[begin Source material]

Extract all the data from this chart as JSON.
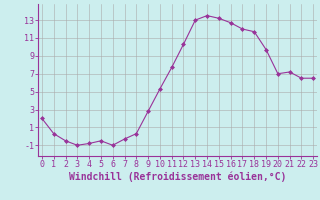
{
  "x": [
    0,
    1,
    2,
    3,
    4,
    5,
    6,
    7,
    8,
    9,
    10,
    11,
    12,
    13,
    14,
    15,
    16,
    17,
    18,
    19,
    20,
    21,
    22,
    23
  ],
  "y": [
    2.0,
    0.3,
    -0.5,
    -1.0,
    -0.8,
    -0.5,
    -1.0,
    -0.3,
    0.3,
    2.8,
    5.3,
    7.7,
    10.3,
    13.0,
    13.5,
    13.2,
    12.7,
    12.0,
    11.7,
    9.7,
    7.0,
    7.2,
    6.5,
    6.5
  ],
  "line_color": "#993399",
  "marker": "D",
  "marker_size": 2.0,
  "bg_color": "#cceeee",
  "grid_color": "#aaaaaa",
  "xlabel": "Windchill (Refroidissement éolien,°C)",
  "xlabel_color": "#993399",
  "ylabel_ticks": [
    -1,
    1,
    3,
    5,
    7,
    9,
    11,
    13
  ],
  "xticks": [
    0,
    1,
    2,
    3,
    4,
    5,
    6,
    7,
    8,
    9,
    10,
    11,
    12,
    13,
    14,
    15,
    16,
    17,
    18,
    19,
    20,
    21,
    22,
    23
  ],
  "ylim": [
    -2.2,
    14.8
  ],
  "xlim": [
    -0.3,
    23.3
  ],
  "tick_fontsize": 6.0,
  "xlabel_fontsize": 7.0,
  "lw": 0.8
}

[end Source material]

Each entry above is to be written out again unchanged, apart from the pictures, which are left out.

Full solution
Extract all the data from this chart as JSON.
{
  "x": [
    0,
    1,
    2,
    3,
    4,
    5,
    6,
    7,
    8,
    9,
    10,
    11,
    12,
    13,
    14,
    15,
    16,
    17,
    18,
    19,
    20,
    21,
    22,
    23
  ],
  "y": [
    2.0,
    0.3,
    -0.5,
    -1.0,
    -0.8,
    -0.5,
    -1.0,
    -0.3,
    0.3,
    2.8,
    5.3,
    7.7,
    10.3,
    13.0,
    13.5,
    13.2,
    12.7,
    12.0,
    11.7,
    9.7,
    7.0,
    7.2,
    6.5,
    6.5
  ],
  "line_color": "#993399",
  "marker": "D",
  "marker_size": 2.0,
  "bg_color": "#cceeee",
  "grid_color": "#aaaaaa",
  "xlabel": "Windchill (Refroidissement éolien,°C)",
  "xlabel_color": "#993399",
  "ylabel_ticks": [
    -1,
    1,
    3,
    5,
    7,
    9,
    11,
    13
  ],
  "xticks": [
    0,
    1,
    2,
    3,
    4,
    5,
    6,
    7,
    8,
    9,
    10,
    11,
    12,
    13,
    14,
    15,
    16,
    17,
    18,
    19,
    20,
    21,
    22,
    23
  ],
  "ylim": [
    -2.2,
    14.8
  ],
  "xlim": [
    -0.3,
    23.3
  ],
  "tick_fontsize": 6.0,
  "xlabel_fontsize": 7.0,
  "lw": 0.8
}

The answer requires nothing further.